■ 本文:
#####
保健の窓

いつまでも歩ける人生をすごすために-運動器不安定症とは-

鳥取市立病院整形外科部長 森下嗣威

 

年とともに体力が低下してくるにつれて、自分が年を取ってきているのを自覚するところです。もともとスポーツを日常の生活の中に取り入れておられる方は、生活に支障を来すような体力低下は相当に高齢にならないとありません。しかし、体力がさほど十分でない方は、加速度的に衰えます。

年をとっても人に介護を受けるようにはなりたくないと、誰しも思います。家族の負担、施設への入所など、考えただけでもつらくなります。これまでは、その様にならないように守る事、すなわち受け身で物事を考えてきました。われわれが指導してきた運動も、その様にならないための単純な運動の繰り返しでした。

さて、生き甲斐のある人生とは何でしょうか。単に毎日脚を上げる運動をする事ではなく、行きたいところに行けて、やりたいことをやり、友人と楽しく親交を深めることではないでしょうか。すなわち、いつまでも歩ける事が大切です。歩けなくならないようにするには何をしたらいいかを考えるのではなく、もっと積極的に、どんどんどこまでも一人で歩いて行くためにはどうしたらいいかを考えるべきでしょう。

近年、「運動器不安定症」という病気の概念が提唱されています。聞き慣れない方も多いかと思いますが、難しい言葉で言うと「高齢化で、バランス能力および移動歩行能力が低下したような状態」となります。もう少しわかりやすく言うと、「老化などで歩行がままならなくなった状態」ということになります。
#####
■ 与えられた記録:
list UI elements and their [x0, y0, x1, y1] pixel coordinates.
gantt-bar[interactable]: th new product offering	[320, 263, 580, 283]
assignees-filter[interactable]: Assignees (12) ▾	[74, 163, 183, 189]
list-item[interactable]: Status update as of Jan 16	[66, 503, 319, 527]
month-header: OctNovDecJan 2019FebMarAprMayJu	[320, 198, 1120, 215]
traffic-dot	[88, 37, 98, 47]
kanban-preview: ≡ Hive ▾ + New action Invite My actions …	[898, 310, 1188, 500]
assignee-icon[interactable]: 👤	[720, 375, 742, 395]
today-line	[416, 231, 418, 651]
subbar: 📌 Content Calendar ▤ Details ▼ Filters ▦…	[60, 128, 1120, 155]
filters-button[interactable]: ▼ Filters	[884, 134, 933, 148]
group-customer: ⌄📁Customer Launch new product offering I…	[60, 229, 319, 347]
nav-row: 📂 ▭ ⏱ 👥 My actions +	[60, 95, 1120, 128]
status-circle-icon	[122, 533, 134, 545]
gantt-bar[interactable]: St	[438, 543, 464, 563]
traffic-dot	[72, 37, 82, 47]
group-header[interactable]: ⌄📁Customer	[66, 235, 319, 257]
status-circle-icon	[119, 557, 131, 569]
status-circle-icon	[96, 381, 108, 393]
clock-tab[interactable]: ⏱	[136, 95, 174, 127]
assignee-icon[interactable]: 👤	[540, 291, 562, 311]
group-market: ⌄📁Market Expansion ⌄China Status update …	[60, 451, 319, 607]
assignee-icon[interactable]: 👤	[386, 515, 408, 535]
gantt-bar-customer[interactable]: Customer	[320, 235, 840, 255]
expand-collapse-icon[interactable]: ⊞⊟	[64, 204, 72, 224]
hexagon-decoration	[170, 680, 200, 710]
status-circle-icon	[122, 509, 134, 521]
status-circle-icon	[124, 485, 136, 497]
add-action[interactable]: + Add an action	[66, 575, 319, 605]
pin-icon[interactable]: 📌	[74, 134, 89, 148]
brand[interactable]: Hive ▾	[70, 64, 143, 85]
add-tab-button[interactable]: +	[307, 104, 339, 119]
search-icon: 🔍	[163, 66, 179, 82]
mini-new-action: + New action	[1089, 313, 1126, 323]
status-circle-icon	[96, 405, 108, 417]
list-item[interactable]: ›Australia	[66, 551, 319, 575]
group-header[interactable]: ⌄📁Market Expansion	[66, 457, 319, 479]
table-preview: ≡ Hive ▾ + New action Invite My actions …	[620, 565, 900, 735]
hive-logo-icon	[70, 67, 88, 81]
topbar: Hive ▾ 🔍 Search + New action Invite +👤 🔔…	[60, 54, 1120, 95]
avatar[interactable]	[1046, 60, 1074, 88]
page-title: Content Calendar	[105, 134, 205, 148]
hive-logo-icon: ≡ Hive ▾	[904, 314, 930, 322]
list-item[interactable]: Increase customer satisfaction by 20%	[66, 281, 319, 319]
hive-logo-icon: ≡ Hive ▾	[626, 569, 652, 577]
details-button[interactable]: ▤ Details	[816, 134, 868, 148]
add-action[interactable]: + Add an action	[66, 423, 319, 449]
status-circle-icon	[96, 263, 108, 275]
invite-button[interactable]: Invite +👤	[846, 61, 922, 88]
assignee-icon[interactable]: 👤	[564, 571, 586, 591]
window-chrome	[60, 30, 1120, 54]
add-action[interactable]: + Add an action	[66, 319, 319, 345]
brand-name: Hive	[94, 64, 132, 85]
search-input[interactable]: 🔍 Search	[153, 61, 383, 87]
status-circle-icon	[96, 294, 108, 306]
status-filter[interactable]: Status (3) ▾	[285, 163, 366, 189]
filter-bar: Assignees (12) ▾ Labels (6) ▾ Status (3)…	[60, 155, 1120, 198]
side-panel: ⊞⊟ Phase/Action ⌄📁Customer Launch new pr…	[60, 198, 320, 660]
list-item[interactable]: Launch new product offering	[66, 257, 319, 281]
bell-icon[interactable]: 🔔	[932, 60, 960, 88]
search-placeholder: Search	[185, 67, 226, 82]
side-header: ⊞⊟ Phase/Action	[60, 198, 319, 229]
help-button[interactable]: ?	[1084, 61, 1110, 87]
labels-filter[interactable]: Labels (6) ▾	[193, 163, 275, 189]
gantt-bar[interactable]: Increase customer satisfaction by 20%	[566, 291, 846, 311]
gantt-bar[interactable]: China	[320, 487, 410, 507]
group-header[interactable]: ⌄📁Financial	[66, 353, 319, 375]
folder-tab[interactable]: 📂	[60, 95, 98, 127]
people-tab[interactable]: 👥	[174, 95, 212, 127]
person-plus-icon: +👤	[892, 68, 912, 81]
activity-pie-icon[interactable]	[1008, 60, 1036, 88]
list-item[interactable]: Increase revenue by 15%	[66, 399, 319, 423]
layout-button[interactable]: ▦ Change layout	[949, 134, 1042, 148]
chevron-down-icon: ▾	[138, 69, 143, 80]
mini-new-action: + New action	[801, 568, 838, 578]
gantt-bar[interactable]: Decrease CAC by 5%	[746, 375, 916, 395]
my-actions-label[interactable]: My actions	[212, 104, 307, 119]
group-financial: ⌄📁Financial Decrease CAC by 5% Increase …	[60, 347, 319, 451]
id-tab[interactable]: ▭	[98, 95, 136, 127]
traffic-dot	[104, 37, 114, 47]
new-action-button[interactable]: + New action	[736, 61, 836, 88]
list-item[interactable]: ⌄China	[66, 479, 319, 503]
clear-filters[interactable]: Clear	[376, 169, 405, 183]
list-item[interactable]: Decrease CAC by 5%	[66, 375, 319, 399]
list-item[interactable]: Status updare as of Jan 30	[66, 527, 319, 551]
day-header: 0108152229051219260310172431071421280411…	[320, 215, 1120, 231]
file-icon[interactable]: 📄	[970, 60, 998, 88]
#####
■ 課題 1: 本文のうち、「鳥取市立病院整形外科部長 森下嗣威」を含む箇所から書き始め、「状態」ということになります。」まで写したところで止めてください。一字一句変えずに書き写すこと。
■ 課題 2: 本文で、生き甲斐のある人生の中身として挙げられていることをすべて書き出してください。

■ 解答 1:
鳥取市立病院整形外科部長 森下嗣威

 

年とともに体力が低下してくるにつれて、自分が年を取ってきているのを自覚するところです。もともとスポーツを日常の生活の中に取り入れておられる方は、生活に支障を来すような体力低下は相当に高齢にならないとありません。しかし、体力がさほど十分でない方は、加速度的に衰えます。

年をとっても人に介護を受けるようにはなりたくないと、誰しも思います。家族の負担、施設への入所など、考えただけでもつらくなります。これまでは、その様にならないように守る事、すなわち受け身で物事を考えてきました。われわれが指導してきた運動も、その様にならないための単純な運動の繰り返しでした。

さて、生き甲斐のある人生とは何でしょうか。単に毎日脚を上げる運動をする事ではなく、行きたいところに行けて、やりたいことをやり、友人と楽しく親交を深めることではないでしょうか。すなわち、いつまでも歩ける事が大切です。歩けなくならないようにするには何をしたらいいかを考えるのではなく、もっと積極的に、どんどんどこまでも一人で歩いて行くためにはどうしたらいいかを考えるべきでしょう。

近年、「運動器不安定症」という病気の概念が提唱されています。聞き慣れない方も多いかと思いますが、難しい言葉で言うと「高齢化で、バランス能力および移動歩行能力が低下したような状態」となります。もう少しわかりやすく言うと、「老化などで歩行がままならなくなった状態」ということになります。

■ 解答 2:
・行きたいところに行ける
・やりたいことをやる
・友人と楽しく親交を深める